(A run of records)
····················

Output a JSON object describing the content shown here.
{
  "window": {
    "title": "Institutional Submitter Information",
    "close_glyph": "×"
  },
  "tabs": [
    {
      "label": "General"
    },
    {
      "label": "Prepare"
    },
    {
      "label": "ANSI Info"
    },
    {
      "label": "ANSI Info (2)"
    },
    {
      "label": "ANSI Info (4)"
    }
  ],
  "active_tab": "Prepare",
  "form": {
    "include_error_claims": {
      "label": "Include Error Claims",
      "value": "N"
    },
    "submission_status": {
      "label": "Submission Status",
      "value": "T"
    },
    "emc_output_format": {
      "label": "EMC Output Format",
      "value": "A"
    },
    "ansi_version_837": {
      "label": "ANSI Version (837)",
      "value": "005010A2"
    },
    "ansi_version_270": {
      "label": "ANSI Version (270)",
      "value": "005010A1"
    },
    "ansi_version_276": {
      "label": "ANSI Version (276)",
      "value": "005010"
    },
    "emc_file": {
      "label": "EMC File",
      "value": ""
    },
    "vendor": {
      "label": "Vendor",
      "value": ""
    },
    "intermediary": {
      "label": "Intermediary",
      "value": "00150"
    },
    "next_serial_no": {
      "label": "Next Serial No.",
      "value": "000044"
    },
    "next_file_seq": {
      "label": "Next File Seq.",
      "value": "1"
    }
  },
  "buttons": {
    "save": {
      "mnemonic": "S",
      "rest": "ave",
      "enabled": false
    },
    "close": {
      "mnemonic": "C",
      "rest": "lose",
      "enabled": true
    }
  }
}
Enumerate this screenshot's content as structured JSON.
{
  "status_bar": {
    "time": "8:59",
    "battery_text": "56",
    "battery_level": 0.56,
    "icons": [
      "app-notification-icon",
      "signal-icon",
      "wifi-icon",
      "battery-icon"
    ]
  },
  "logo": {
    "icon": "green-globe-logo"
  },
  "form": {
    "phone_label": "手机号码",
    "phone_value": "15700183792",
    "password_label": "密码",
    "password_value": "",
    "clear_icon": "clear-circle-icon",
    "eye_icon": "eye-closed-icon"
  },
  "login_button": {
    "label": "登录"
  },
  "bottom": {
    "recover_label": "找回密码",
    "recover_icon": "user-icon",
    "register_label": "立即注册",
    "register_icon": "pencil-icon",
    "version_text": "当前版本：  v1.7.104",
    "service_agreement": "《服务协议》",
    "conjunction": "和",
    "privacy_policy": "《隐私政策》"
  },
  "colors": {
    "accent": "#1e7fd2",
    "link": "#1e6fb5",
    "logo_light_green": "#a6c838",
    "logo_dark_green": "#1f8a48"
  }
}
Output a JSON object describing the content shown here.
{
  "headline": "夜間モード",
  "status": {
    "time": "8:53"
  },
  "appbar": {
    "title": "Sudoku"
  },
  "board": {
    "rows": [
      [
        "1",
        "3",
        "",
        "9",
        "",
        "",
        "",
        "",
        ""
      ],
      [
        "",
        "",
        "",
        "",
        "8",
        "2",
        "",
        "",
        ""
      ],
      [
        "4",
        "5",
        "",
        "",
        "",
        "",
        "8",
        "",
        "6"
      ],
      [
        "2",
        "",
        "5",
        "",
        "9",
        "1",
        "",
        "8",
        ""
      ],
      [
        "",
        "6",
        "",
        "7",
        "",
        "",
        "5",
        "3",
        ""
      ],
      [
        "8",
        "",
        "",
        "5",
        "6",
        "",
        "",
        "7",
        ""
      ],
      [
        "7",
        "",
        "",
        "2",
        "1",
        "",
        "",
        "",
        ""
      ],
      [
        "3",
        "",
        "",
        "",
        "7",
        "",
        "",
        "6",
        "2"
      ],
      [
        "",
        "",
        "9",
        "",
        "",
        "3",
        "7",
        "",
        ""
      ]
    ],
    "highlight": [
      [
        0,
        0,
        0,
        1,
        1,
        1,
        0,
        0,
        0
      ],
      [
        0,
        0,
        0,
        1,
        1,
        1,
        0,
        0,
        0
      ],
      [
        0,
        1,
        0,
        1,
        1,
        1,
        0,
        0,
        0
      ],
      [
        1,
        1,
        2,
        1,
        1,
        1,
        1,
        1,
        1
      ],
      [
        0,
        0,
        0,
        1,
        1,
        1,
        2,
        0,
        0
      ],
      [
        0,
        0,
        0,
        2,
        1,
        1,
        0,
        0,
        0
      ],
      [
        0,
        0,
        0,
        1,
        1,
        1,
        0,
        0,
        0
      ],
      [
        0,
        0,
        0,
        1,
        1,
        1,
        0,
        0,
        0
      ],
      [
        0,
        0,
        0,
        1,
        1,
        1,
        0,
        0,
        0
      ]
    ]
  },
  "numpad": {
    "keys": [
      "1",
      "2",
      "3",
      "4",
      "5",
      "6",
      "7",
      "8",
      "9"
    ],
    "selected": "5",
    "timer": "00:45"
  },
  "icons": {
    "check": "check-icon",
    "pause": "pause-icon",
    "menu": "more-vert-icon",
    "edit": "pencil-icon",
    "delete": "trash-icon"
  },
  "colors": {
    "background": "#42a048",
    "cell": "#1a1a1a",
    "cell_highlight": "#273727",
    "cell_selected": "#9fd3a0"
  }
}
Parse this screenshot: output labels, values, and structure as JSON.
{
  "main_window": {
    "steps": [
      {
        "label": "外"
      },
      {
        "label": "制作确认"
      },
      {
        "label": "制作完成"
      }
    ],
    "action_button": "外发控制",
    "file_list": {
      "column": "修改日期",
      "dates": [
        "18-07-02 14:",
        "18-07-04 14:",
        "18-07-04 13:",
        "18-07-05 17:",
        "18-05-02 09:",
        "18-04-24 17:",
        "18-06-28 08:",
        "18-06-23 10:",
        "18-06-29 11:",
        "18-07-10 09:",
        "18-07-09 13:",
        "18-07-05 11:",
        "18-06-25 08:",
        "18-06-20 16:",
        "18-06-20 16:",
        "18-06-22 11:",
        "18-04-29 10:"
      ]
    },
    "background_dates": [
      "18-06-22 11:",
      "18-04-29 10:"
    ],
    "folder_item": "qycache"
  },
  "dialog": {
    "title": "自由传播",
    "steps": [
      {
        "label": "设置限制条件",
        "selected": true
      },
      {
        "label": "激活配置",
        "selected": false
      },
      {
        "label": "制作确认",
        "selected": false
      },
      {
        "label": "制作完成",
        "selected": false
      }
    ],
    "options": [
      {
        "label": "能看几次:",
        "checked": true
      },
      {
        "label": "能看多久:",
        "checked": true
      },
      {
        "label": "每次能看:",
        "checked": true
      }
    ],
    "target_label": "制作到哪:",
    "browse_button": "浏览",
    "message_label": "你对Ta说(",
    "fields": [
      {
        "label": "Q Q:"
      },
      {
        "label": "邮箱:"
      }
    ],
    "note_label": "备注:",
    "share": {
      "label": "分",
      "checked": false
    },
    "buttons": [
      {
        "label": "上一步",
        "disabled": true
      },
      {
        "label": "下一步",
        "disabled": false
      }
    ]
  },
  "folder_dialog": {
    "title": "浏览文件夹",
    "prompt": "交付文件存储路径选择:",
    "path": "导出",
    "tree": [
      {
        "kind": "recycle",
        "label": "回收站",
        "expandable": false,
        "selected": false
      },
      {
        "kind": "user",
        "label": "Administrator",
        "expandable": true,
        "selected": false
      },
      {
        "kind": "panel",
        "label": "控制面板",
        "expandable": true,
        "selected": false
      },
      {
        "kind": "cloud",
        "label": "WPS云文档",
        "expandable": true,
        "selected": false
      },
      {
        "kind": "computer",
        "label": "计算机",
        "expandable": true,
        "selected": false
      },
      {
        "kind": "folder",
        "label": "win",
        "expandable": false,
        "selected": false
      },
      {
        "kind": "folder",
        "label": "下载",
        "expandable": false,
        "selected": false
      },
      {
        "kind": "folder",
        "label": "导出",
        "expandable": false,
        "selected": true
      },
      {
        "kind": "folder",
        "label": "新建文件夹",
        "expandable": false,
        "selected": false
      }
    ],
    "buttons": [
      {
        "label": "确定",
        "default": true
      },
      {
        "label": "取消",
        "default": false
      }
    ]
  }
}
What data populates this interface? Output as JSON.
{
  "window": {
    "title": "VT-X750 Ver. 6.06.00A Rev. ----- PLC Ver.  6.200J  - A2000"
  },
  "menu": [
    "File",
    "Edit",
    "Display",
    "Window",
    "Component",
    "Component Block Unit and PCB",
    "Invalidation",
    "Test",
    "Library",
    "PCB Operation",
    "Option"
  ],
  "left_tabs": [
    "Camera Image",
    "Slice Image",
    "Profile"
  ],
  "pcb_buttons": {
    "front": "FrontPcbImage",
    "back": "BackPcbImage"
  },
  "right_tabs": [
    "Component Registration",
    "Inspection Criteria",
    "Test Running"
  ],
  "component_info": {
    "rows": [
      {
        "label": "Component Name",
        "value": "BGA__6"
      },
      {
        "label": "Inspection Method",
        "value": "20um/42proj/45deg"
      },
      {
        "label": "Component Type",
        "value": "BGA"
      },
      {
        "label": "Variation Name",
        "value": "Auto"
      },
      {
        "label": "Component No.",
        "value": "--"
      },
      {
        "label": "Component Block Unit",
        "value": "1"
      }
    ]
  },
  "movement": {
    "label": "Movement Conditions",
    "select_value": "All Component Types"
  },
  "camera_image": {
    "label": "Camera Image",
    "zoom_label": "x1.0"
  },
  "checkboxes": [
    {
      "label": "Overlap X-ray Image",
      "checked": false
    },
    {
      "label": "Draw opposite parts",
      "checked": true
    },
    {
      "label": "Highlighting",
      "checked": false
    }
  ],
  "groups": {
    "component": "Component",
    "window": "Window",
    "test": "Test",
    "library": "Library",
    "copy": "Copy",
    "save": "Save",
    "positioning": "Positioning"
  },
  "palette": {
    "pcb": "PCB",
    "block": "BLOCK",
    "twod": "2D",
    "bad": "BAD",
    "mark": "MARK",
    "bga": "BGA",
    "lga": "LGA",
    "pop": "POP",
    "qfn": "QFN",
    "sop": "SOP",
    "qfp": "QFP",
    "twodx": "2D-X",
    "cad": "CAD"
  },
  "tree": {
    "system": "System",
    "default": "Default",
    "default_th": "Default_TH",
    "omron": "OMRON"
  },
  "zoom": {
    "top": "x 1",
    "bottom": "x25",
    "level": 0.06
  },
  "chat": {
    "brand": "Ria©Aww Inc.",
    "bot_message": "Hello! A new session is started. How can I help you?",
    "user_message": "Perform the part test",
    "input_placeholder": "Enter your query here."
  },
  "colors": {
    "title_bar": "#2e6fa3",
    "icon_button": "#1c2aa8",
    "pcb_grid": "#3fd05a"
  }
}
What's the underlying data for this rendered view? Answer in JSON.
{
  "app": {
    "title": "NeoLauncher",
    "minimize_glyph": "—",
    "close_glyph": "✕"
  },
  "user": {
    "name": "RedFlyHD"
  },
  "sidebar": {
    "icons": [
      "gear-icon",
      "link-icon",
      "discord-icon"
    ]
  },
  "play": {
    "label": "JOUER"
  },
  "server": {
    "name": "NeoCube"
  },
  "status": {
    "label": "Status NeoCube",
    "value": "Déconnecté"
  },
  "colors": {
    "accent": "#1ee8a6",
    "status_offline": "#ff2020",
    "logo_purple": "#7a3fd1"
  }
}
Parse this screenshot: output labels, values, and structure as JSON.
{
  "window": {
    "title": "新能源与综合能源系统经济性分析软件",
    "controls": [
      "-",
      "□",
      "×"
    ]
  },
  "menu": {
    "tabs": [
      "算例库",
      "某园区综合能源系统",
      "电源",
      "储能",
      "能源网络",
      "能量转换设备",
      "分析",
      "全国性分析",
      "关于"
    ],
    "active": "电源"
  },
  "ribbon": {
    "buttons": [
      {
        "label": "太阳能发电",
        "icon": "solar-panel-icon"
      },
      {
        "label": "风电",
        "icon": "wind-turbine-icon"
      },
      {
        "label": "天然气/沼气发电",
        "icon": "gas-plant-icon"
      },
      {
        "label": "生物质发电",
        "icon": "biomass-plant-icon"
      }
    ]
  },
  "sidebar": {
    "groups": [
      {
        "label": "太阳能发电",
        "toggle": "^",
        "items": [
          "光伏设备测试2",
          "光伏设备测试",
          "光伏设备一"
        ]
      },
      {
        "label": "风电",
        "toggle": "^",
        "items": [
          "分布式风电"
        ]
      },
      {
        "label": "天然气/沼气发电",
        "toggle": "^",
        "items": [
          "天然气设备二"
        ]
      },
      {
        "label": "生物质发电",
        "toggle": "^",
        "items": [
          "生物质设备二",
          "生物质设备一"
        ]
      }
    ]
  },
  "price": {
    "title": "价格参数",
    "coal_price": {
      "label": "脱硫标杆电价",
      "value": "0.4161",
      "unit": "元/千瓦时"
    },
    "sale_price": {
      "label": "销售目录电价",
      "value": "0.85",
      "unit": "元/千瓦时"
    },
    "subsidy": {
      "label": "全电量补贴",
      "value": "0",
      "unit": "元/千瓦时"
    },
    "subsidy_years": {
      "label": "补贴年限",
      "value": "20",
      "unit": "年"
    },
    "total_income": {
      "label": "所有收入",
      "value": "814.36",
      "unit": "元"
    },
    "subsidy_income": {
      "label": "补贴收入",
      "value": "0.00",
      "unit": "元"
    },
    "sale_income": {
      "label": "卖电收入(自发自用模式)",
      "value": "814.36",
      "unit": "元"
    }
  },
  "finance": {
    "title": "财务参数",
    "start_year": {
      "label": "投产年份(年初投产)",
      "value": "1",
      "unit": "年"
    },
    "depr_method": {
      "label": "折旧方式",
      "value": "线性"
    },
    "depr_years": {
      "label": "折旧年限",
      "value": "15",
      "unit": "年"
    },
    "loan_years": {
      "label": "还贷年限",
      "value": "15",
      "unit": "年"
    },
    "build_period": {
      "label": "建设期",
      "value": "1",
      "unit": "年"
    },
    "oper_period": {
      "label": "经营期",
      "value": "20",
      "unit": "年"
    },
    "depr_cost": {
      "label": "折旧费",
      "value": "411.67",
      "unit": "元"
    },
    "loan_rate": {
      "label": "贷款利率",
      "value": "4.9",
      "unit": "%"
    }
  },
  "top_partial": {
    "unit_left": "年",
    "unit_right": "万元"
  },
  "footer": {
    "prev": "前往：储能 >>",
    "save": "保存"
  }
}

····················

**INSTRUCTIONS FOR THE TASK:** Check each line above for "data" and return the ones that have it.

**SOLVED PROBLEM:**
What data populates this interface? Output as JSON.
What's the underlying data for this rendered view? Answer in JSON.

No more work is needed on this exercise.